***** Supplied records *****

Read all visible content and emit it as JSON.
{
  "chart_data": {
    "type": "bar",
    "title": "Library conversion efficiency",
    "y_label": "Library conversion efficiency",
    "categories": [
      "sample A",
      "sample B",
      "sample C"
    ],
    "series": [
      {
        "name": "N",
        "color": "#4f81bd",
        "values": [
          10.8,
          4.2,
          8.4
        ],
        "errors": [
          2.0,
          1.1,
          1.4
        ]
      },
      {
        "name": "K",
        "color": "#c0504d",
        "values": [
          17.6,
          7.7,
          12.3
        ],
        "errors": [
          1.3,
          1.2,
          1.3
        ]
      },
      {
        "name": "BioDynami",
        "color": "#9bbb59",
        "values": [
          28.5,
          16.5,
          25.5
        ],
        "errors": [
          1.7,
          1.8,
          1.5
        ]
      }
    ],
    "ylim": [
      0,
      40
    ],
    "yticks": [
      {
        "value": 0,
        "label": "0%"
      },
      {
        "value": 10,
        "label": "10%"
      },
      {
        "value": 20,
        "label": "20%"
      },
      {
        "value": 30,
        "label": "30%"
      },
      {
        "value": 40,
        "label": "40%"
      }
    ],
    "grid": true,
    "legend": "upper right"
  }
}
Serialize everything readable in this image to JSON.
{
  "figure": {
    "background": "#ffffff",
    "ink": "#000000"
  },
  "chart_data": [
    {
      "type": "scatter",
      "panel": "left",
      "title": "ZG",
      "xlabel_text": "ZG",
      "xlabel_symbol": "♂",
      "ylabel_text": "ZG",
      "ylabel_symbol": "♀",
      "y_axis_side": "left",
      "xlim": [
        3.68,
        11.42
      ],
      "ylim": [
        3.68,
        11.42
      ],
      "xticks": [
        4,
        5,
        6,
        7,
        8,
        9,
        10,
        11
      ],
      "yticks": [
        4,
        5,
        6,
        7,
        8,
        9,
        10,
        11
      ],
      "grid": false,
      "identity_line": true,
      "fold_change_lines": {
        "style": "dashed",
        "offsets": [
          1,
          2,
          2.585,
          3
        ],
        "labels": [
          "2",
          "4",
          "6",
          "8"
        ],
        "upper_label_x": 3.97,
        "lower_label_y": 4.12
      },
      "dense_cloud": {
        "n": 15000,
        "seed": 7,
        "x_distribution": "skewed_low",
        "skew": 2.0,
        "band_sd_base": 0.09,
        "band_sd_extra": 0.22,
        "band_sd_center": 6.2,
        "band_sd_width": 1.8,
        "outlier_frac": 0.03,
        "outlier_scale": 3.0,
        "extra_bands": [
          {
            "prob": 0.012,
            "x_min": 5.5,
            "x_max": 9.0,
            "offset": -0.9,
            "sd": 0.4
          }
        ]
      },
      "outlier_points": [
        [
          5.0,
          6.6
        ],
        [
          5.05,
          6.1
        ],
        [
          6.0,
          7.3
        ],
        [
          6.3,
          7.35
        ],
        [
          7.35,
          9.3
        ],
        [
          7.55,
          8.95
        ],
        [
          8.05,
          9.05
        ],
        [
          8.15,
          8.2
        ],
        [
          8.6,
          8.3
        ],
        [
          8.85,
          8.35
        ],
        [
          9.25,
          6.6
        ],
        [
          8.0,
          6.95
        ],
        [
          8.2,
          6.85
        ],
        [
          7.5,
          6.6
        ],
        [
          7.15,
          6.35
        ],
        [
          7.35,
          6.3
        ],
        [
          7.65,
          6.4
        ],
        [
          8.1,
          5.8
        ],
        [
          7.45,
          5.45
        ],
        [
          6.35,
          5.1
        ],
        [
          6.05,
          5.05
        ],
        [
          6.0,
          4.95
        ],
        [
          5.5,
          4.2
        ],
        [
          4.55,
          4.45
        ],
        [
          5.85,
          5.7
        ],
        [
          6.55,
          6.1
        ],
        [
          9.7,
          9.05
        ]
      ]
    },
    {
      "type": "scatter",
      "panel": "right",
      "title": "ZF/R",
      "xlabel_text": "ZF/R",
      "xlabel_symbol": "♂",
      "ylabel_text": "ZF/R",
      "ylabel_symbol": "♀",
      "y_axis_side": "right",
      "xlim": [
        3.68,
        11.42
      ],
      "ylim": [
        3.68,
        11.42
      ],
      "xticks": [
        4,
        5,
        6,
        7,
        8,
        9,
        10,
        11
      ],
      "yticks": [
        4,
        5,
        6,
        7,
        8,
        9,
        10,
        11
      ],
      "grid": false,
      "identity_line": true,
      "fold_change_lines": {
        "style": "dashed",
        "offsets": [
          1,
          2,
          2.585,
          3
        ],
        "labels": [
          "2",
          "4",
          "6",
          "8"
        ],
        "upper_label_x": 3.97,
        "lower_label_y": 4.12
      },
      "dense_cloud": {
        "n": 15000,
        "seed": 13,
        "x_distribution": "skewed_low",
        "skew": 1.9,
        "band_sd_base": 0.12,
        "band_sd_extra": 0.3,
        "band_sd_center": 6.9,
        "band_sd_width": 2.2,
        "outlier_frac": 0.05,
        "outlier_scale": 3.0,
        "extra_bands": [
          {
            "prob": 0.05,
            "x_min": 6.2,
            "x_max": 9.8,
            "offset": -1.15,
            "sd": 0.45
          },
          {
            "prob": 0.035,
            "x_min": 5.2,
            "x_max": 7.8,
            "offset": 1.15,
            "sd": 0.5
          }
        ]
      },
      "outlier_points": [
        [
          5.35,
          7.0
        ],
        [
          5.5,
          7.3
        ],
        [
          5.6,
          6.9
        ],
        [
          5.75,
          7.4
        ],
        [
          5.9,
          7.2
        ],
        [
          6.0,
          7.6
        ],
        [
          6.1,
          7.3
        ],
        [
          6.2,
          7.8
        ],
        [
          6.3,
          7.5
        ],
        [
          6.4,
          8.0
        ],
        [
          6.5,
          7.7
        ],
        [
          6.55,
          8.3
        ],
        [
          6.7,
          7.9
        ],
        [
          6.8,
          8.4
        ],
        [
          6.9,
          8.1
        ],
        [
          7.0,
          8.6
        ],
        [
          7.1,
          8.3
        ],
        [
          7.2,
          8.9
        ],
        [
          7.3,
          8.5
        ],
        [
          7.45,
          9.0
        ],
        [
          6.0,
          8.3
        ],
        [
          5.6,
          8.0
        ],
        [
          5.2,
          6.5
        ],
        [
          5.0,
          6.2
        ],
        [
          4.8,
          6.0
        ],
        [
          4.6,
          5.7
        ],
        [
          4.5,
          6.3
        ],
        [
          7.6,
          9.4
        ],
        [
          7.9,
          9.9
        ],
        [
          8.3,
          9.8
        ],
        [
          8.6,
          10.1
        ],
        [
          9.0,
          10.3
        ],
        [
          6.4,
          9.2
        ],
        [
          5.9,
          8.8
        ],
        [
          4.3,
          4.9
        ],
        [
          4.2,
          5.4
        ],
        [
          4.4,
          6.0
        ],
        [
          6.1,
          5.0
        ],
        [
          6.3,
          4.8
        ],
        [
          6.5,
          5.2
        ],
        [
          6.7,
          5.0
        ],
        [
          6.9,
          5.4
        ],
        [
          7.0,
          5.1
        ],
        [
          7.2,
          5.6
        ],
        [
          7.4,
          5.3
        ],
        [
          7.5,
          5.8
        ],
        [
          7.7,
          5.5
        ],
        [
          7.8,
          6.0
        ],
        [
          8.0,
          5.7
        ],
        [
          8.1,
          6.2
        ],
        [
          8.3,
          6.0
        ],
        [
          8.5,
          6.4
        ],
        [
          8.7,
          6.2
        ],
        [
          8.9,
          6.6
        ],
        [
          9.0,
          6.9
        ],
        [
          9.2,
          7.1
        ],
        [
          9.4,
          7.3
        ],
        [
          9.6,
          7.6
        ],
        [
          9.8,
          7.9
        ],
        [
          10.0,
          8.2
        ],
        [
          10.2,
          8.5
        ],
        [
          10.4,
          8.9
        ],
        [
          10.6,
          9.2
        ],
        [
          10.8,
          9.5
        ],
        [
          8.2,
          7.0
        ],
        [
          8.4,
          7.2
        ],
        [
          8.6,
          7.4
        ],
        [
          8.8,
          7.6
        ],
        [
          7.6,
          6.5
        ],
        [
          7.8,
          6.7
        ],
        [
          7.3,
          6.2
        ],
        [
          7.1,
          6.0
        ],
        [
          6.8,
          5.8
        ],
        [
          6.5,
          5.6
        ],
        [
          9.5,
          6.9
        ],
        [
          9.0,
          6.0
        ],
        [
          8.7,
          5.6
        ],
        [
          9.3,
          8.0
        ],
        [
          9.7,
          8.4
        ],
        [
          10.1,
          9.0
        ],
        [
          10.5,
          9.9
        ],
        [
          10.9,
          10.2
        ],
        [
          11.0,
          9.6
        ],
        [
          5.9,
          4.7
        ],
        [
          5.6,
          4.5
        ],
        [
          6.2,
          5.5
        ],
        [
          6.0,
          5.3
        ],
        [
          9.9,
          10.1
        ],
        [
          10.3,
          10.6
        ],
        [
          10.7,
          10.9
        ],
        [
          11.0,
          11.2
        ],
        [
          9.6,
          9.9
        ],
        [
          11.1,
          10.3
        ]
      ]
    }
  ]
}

*****

Directions for this task:
Select all lines with the word "efficiency" from the entries above.

Solution:
    "title": "Library conversion efficiency",
    "y_label": "Library conversion efficiency",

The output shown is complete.